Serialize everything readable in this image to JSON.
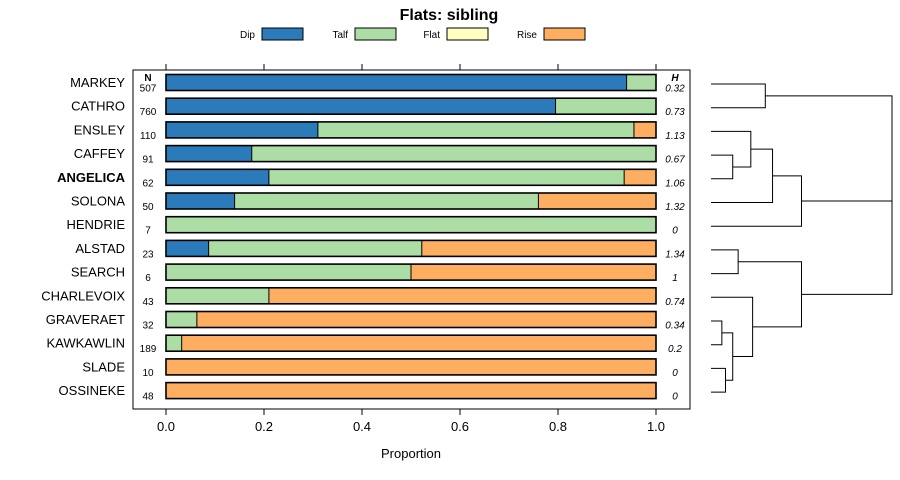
{
  "chart_data": {
    "type": "bar",
    "stacked": true,
    "orientation": "horizontal",
    "title": "Flats: sibling",
    "xlabel": "Proportion",
    "xlim": [
      0,
      1
    ],
    "xticks": [
      "0.0",
      "0.2",
      "0.4",
      "0.6",
      "0.8",
      "1.0"
    ],
    "n_header": "N",
    "h_header": "H",
    "legend": [
      {
        "name": "Dip",
        "color": "#2b7bba"
      },
      {
        "name": "Talf",
        "color": "#abdda4"
      },
      {
        "name": "Flat",
        "color": "#ffffbf"
      },
      {
        "name": "Rise",
        "color": "#fdae61"
      }
    ],
    "rows": [
      {
        "label": "MARKEY",
        "n": "507",
        "h": "0.32",
        "bold": false,
        "values": [
          0.94,
          0.06,
          0,
          0
        ]
      },
      {
        "label": "CATHRO",
        "n": "760",
        "h": "0.73",
        "bold": false,
        "values": [
          0.795,
          0.205,
          0,
          0
        ]
      },
      {
        "label": "ENSLEY",
        "n": "110",
        "h": "1.13",
        "bold": false,
        "values": [
          0.31,
          0.645,
          0,
          0.045
        ]
      },
      {
        "label": "CAFFEY",
        "n": "91",
        "h": "0.67",
        "bold": false,
        "values": [
          0.175,
          0.825,
          0,
          0
        ]
      },
      {
        "label": "ANGELICA",
        "n": "62",
        "h": "1.06",
        "bold": true,
        "values": [
          0.21,
          0.725,
          0,
          0.065
        ]
      },
      {
        "label": "SOLONA",
        "n": "50",
        "h": "1.32",
        "bold": false,
        "values": [
          0.14,
          0.62,
          0,
          0.24
        ]
      },
      {
        "label": "HENDRIE",
        "n": "7",
        "h": "0",
        "bold": false,
        "values": [
          0,
          1,
          0,
          0
        ]
      },
      {
        "label": "ALSTAD",
        "n": "23",
        "h": "1.34",
        "bold": false,
        "values": [
          0.087,
          0.435,
          0,
          0.478
        ]
      },
      {
        "label": "SEARCH",
        "n": "6",
        "h": "1",
        "bold": false,
        "values": [
          0,
          0.5,
          0,
          0.5
        ]
      },
      {
        "label": "CHARLEVOIX",
        "n": "43",
        "h": "0.74",
        "bold": false,
        "values": [
          0,
          0.21,
          0,
          0.79
        ]
      },
      {
        "label": "GRAVERAET",
        "n": "32",
        "h": "0.34",
        "bold": false,
        "values": [
          0,
          0.063,
          0,
          0.937
        ]
      },
      {
        "label": "KAWKAWLIN",
        "n": "189",
        "h": "0.2",
        "bold": false,
        "values": [
          0,
          0.032,
          0,
          0.968
        ]
      },
      {
        "label": "SLADE",
        "n": "10",
        "h": "0",
        "bold": false,
        "values": [
          0,
          0,
          0,
          1
        ]
      },
      {
        "label": "OSSINEKE",
        "n": "48",
        "h": "0",
        "bold": false,
        "values": [
          0,
          0,
          0,
          1
        ]
      }
    ],
    "dendrogram": {
      "leaf_order": [
        "MARKEY",
        "CATHRO",
        "ENSLEY",
        "CAFFEY",
        "ANGELICA",
        "SOLONA",
        "HENDRIE",
        "ALSTAD",
        "SEARCH",
        "CHARLEVOIX",
        "GRAVERAET",
        "KAWKAWLIN",
        "SLADE",
        "OSSINEKE"
      ],
      "merges": [
        {
          "left": 0,
          "right": 1,
          "height": 0.3
        },
        {
          "left": 3,
          "right": 4,
          "height": 0.12
        },
        {
          "left": 2,
          "right": "m1",
          "height": 0.22
        },
        {
          "left": "m2",
          "right": 5,
          "height": 0.34
        },
        {
          "left": "m3",
          "right": 6,
          "height": 0.5
        },
        {
          "left": "m0",
          "right": "m4",
          "height": 1.0
        },
        {
          "left": 7,
          "right": 8,
          "height": 0.15
        },
        {
          "left": 10,
          "right": 11,
          "height": 0.06
        },
        {
          "left": 12,
          "right": 13,
          "height": 0.08
        },
        {
          "left": "m7",
          "right": "m8",
          "height": 0.12
        },
        {
          "left": 9,
          "right": "m9",
          "height": 0.23
        },
        {
          "left": "m6",
          "right": "m10",
          "height": 0.5
        },
        {
          "left": "m5",
          "right": "m11",
          "height": 1.0
        }
      ]
    }
  }
}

PROBLEM REQUIREMENTS: Without the pictures, write out every entry precisely as it appears.

COMPLETED EXERCISE:
Serialize everything readable in this image to JSON.
{
  "chart_data": {
    "type": "bar",
    "stacked": true,
    "orientation": "horizontal",
    "title": "Flats: sibling",
    "xlabel": "Proportion",
    "xlim": [
      0,
      1
    ],
    "xticks": [
      "0.0",
      "0.2",
      "0.4",
      "0.6",
      "0.8",
      "1.0"
    ],
    "n_header": "N",
    "h_header": "H",
    "legend": [
      {
        "name": "Dip",
        "color": "#2b7bba"
      },
      {
        "name": "Talf",
        "color": "#abdda4"
      },
      {
        "name": "Flat",
        "color": "#ffffbf"
      },
      {
        "name": "Rise",
        "color": "#fdae61"
      }
    ],
    "rows": [
      {
        "label": "MARKEY",
        "n": "507",
        "h": "0.32",
        "bold": false,
        "values": [
          0.94,
          0.06,
          0,
          0
        ]
      },
      {
        "label": "CATHRO",
        "n": "760",
        "h": "0.73",
        "bold": false,
        "values": [
          0.795,
          0.205,
          0,
          0
        ]
      },
      {
        "label": "ENSLEY",
        "n": "110",
        "h": "1.13",
        "bold": false,
        "values": [
          0.31,
          0.645,
          0,
          0.045
        ]
      },
      {
        "label": "CAFFEY",
        "n": "91",
        "h": "0.67",
        "bold": false,
        "values": [
          0.175,
          0.825,
          0,
          0
        ]
      },
      {
        "label": "ANGELICA",
        "n": "62",
        "h": "1.06",
        "bold": true,
        "values": [
          0.21,
          0.725,
          0,
          0.065
        ]
      },
      {
        "label": "SOLONA",
        "n": "50",
        "h": "1.32",
        "bold": false,
        "values": [
          0.14,
          0.62,
          0,
          0.24
        ]
      },
      {
        "label": "HENDRIE",
        "n": "7",
        "h": "0",
        "bold": false,
        "values": [
          0,
          1,
          0,
          0
        ]
      },
      {
        "label": "ALSTAD",
        "n": "23",
        "h": "1.34",
        "bold": false,
        "values": [
          0.087,
          0.435,
          0,
          0.478
        ]
      },
      {
        "label": "SEARCH",
        "n": "6",
        "h": "1",
        "bold": false,
        "values": [
          0,
          0.5,
          0,
          0.5
        ]
      },
      {
        "label": "CHARLEVOIX",
        "n": "43",
        "h": "0.74",
        "bold": false,
        "values": [
          0,
          0.21,
          0,
          0.79
        ]
      },
      {
        "label": "GRAVERAET",
        "n": "32",
        "h": "0.34",
        "bold": false,
        "values": [
          0,
          0.063,
          0,
          0.937
        ]
      },
      {
        "label": "KAWKAWLIN",
        "n": "189",
        "h": "0.2",
        "bold": false,
        "values": [
          0,
          0.032,
          0,
          0.968
        ]
      },
      {
        "label": "SLADE",
        "n": "10",
        "h": "0",
        "bold": false,
        "values": [
          0,
          0,
          0,
          1
        ]
      },
      {
        "label": "OSSINEKE",
        "n": "48",
        "h": "0",
        "bold": false,
        "values": [
          0,
          0,
          0,
          1
        ]
      }
    ],
    "dendrogram": {
      "leaf_order": [
        "MARKEY",
        "CATHRO",
        "ENSLEY",
        "CAFFEY",
        "ANGELICA",
        "SOLONA",
        "HENDRIE",
        "ALSTAD",
        "SEARCH",
        "CHARLEVOIX",
        "GRAVERAET",
        "KAWKAWLIN",
        "SLADE",
        "OSSINEKE"
      ],
      "merges": [
        {
          "left": 0,
          "right": 1,
          "height": 0.3
        },
        {
          "left": 3,
          "right": 4,
          "height": 0.12
        },
        {
          "left": 2,
          "right": "m1",
          "height": 0.22
        },
        {
          "left": "m2",
          "right": 5,
          "height": 0.34
        },
        {
          "left": "m3",
          "right": 6,
          "height": 0.5
        },
        {
          "left": "m0",
          "right": "m4",
          "height": 1.0
        },
        {
          "left": 7,
          "right": 8,
          "height": 0.15
        },
        {
          "left": 10,
          "right": 11,
          "height": 0.06
        },
        {
          "left": 12,
          "right": 13,
          "height": 0.08
        },
        {
          "left": "m7",
          "right": "m8",
          "height": 0.12
        },
        {
          "left": 9,
          "right": "m9",
          "height": 0.23
        },
        {
          "left": "m6",
          "right": "m10",
          "height": 0.5
        },
        {
          "left": "m5",
          "right": "m11",
          "height": 1.0
        }
      ]
    }
  }
}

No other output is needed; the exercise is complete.